**DIRECTIONS:**
1) Answer these from the wind turbine inspection text, one line each:
(a) How much overlap did the sliding windows have?
(b) What size were the selected patches?
(c) Which framework performed the surface damage detection and classification?
2) Carry on the wind turbine inspection text from where it stops.

**TEXT BLOCK:**
Figure 3 illustrates the examples of regular augmentations of the wind turbine inspection images containing damage examples. Figure 3e is the perspective transform of Figure 3a, where both images illustrate the same VG panels; Figure 3f is left-to-right flipping of the image patch of Figure 3b containing a lightning receptor. Figure 3g is the contrast normalized version of Figure 3c. Figure 3h is the augmented image of the lightning receptor in Figure 3d simulating de-focusing of the camera using approximate Gaussian blur.

2.2.2. Pyramid and Patching Augmentation

Drones deployed to acquire the dataset typically were equipped with very high-resolution cameras. High-resolution cameras allowed the drones to capture essential details, being at a further and safer distance from the turbines. These high-resolution images allowed the flexibility of training from rare types of damages and a wide variety of backgrounds at a different resolution using the same image.
The deep learning object detection frameworks such as the faster R-CNN framework have predefined input image dimensions that typically allow for a maximum input image dimension (either height or width) of 1000 pixels [20,25]. This is maintained through re-sizing higher resolution images while keeping the ratio between width and height in situ. For high-resolution images, this limitation creates new challenges due to damages being minimal in pixel sizes compared to full image size.
In Figure 4, on the right is the pyramid scheme, and on the left is the patching scheme. The bottom level of the pyramid scheme is defined as the image size where either the height or width is 1000 pixels. In the pyramid, from top to bottom, images are scaled from 1.00 × to 0.33 × , simulating from the highest to the lowest resolutions. Sliding windows with 10 % overlap were scanned over the images at each resolution to extract patches containing at least one object. Resolution conversions were performed through the linear interpolation method [26]. For example, in Figure 4, top right, the acquired full resolution image is 4000 × 3000 pixels, where the lightning receptor only occupies around 100 × 100 pixels. When fed to CNN during training in full resolution, it would be resized to the pre-defined network input size, where the lightning receptor would be occupying a tiny portion of 33 × 33 pixels. Hence, it is rather complicated to acquire enough recognizable visual traits of the lightning receptor.
Using the multi-scale pyramid and patching scheme on the acquired high-resolution training images, scale-varied views of the same object were generated and fed to the neural network. In this scheme, the main full-resolution image was scaled to multiple resolution images ( 1.00 × , 0.67 × , 0.33 × ), and on each of these images, patches containing objects were selected with the help of a sliding window with 10 % overlap. The selected patches were always 1000 × 1000 pixels.
The flowchart of this multi-scale pyramid and patching scheme is shown in Figure 4. This scheme helps to represent object capture at different camera distances, allowing the detection model to be efficiently trained on both low- and high-resolution images.

2.3. Damage Detection Framework

With recent advances in deep learning for object detection, new architectures are frequently proposed, establishing groundbreaking performances. Currently, different stable meta architectures are publicly-available and have already been successfully deployed for many challenging applications. Among deep learning object detection frameworks, one of the best-performing methods is the faster R-CNN [20,27]. We also experimented with other object detection frameworks such as R-CNN [25], fast R-CNN [28], SSD [29], and R-FCN [30]. It was found that indeed, the faster R-CNN outperformed others in terms of accuracy when real-time processing was not needed, and deep CNN architectures like ResNet [31] were used for feature extraction. In our work, the surface damage detection and classification using drone inspection images were performed using faster R-CNN [20].

**DATA:**

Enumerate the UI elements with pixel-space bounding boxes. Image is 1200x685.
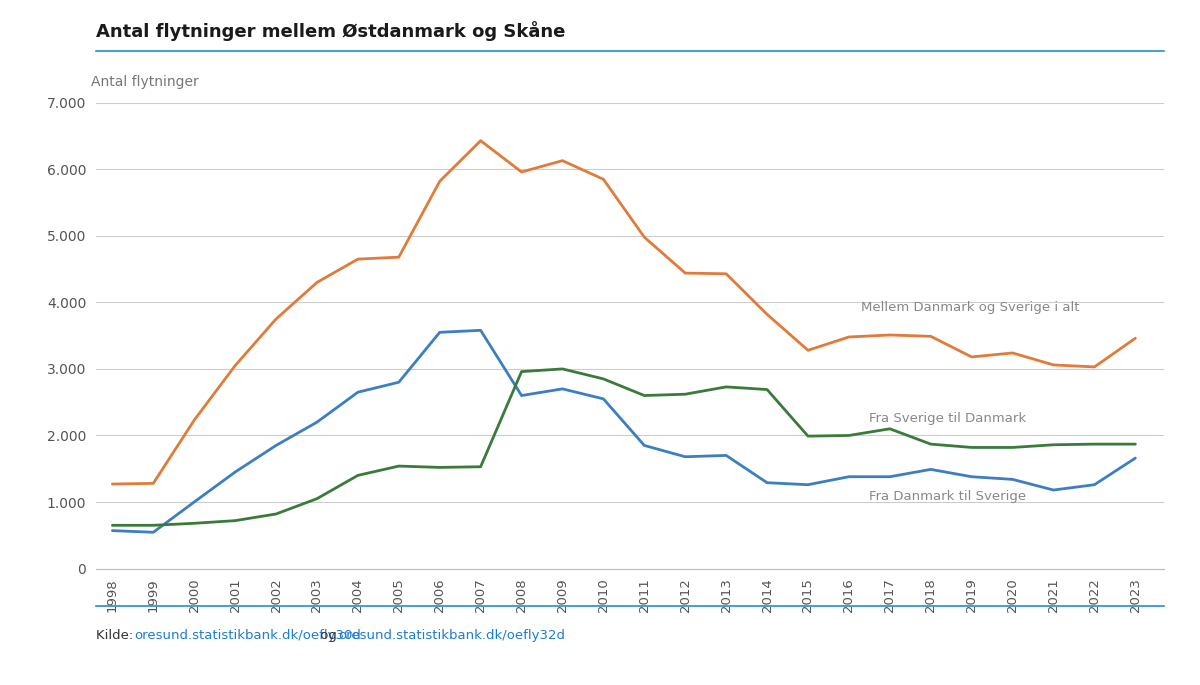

**SET OF ANSWERS:**
1)
(a) 10 %
(b) 1000 × 1000 pixels
(c) Faster R-CNN

2)
Faster R-CNN [20] uses a Region Proposal Network (RPN) [32] trained on feature descriptors extracted by CNN to predict bounding boxes for objects of interest. The CNN architecture automatically learns features such as texture, spatial arrangement, class size, shape, and so forth, from training examples. These automatically-learned features are more appropriate than hand-crafted features.
Convolutional layers in CNN summarize information based on the previous layer’s content. The first layer usually learns edges; the second finds patterns in edges encoding shapes of higher complexity, and so forth. The last layer contains a feature map of much smaller spatial dimensions than the original image. The last layer feature map summarizes information about the original image. We experimented with both lighter CNN architectures such as InceptionV2 [33] and ResNet50 [31] and heavier CNN architectures such as ResNet101 [31] and Inception-ResNet-V2 [34].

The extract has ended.